WRITTEN TASK
Search the material below for the word "time". Copy every line that has it.
---------- INFORMATION GIVEN ----------
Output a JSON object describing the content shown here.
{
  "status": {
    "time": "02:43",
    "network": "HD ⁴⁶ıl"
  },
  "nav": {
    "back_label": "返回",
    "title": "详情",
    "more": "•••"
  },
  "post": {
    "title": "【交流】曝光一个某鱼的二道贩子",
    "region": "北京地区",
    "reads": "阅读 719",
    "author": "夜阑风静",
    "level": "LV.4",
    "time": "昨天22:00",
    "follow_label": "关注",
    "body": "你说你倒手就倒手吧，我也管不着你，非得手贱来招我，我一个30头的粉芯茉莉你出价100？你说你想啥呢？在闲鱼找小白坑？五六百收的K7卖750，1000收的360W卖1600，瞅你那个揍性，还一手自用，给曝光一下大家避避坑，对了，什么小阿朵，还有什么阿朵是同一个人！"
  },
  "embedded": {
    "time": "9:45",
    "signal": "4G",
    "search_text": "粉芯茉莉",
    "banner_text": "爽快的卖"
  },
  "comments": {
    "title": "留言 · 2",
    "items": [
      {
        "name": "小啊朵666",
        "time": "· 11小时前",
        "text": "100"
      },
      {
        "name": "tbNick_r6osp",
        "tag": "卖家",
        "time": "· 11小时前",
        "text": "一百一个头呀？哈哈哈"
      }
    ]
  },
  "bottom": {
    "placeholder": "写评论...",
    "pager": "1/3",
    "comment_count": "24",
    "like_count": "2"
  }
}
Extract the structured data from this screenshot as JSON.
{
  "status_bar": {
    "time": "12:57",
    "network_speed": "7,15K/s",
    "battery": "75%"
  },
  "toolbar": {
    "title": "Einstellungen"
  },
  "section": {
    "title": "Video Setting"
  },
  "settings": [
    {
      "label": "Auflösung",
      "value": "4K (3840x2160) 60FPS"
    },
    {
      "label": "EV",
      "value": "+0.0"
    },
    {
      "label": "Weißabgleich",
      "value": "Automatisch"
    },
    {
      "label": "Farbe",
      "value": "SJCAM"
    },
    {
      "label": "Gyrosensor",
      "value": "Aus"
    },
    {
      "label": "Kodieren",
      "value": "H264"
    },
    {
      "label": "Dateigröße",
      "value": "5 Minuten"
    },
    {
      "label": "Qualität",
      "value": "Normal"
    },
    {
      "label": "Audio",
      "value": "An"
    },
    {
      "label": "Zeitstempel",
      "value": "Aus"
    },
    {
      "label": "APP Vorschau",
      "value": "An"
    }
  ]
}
----------
PROBLEM SOLUTION
    "time": "02:43",
    "time": "昨天22:00",
    "time": "9:45",
        "time": "· 11小时前",
        "time": "· 11小时前",
    "time": "12:57",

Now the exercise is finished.